* WORK REQUIRED *
Collect every line that includes the string "their".

* RECORDED INFORMATION *
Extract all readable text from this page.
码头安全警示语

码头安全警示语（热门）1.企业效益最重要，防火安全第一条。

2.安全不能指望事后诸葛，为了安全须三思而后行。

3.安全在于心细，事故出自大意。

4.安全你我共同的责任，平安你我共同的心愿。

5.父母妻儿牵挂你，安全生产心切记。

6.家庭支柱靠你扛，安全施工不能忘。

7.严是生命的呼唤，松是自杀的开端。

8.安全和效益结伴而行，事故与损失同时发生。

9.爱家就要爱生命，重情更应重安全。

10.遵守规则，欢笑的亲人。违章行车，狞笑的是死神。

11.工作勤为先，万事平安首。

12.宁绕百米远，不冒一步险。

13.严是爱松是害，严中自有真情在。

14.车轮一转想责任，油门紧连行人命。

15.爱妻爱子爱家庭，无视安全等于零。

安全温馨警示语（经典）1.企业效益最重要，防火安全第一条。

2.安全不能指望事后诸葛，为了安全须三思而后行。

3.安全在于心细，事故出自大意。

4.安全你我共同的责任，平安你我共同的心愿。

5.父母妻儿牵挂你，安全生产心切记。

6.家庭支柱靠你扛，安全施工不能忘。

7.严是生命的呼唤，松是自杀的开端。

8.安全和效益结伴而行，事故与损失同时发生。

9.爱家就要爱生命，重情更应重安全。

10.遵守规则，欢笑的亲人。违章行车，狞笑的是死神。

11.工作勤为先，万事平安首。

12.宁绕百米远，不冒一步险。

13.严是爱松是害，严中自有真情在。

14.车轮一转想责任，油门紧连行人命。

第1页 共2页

* * *

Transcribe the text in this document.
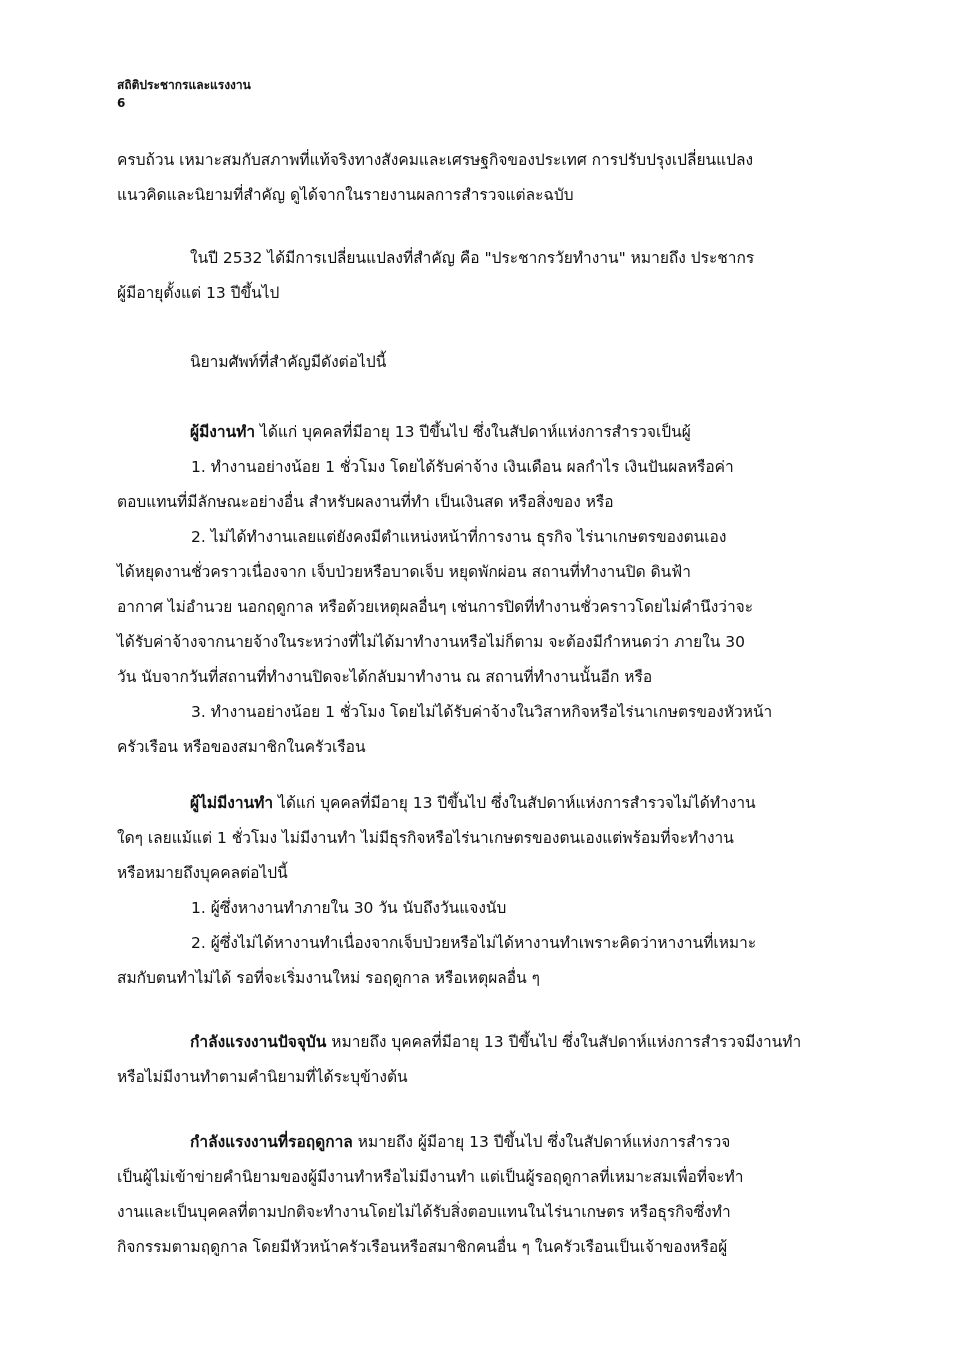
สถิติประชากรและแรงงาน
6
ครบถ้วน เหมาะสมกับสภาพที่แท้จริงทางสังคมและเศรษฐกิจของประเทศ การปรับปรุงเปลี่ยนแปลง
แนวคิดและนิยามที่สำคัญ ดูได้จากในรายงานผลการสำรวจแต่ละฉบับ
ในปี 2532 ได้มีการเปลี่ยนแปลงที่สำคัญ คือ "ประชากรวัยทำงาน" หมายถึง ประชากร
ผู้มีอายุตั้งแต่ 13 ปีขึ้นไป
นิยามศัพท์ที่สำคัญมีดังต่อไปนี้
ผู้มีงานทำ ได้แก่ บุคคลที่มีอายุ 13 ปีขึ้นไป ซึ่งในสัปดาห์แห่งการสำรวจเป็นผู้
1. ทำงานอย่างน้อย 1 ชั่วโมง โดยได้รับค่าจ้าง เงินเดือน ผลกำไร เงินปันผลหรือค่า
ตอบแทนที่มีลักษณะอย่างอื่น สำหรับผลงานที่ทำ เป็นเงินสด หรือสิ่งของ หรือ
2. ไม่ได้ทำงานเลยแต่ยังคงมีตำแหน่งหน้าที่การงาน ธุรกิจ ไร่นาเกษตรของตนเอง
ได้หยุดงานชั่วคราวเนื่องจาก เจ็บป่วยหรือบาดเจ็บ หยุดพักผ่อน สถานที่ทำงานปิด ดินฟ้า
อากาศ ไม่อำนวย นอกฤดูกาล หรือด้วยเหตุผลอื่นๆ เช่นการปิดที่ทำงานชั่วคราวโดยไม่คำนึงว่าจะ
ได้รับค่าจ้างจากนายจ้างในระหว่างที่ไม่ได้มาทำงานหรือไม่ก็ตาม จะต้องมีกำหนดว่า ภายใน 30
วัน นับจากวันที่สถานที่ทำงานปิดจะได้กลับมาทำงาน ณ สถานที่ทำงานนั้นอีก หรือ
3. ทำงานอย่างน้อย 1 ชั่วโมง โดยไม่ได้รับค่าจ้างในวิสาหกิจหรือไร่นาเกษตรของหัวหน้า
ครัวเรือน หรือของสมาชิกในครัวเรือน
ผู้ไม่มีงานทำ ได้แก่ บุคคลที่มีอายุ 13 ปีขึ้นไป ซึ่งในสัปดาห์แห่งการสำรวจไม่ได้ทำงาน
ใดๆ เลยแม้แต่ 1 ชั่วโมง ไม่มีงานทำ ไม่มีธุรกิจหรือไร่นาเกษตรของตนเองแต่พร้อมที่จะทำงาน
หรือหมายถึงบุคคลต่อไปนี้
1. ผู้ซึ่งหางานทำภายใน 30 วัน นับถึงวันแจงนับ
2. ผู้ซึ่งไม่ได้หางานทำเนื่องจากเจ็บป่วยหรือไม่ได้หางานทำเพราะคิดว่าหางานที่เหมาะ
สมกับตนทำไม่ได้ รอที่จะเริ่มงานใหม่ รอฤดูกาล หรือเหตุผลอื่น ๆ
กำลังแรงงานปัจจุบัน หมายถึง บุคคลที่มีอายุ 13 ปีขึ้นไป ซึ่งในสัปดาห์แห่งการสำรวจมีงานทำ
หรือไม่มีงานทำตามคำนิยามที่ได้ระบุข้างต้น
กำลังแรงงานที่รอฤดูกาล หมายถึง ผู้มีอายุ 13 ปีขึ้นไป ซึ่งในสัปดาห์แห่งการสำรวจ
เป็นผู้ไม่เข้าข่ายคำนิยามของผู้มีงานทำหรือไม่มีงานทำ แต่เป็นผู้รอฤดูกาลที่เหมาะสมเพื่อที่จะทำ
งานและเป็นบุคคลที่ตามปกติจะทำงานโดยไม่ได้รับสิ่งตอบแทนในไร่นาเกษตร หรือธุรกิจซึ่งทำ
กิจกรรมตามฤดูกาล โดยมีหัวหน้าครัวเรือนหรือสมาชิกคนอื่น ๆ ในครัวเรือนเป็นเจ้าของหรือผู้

--

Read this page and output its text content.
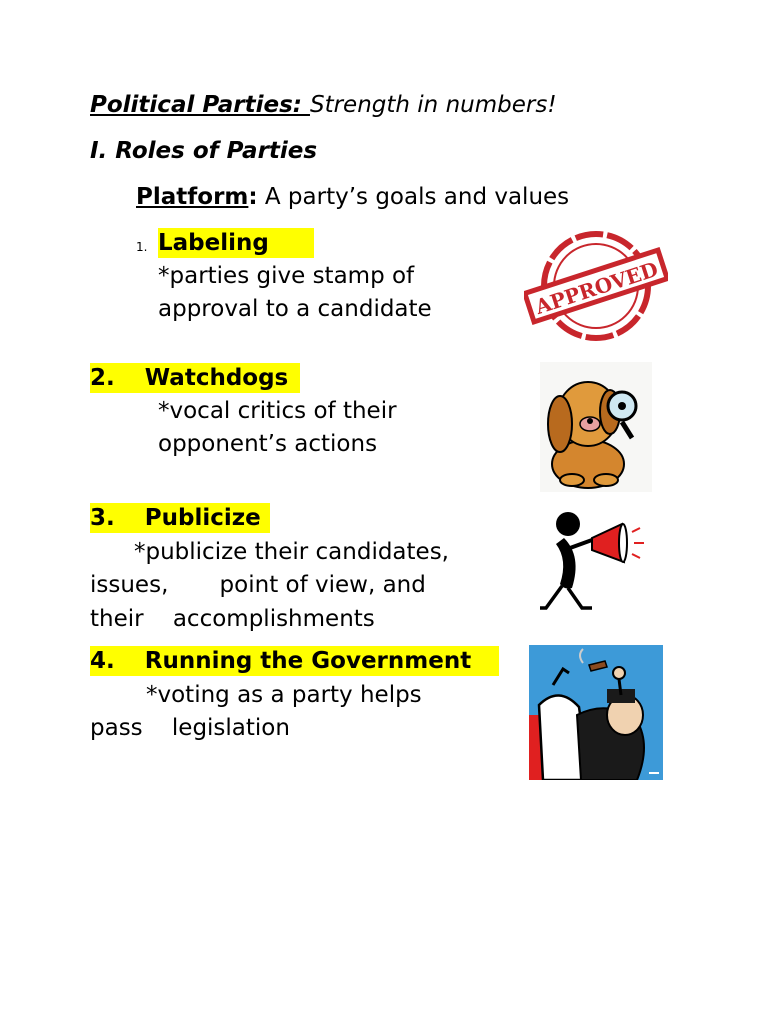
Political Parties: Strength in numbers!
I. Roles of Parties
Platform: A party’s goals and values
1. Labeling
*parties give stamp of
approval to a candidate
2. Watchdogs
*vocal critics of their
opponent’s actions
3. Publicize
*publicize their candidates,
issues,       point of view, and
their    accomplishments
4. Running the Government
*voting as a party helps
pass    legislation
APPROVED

* FULL ANSWER *
*vocal critics of their
*publicize their candidates,
their    accomplishments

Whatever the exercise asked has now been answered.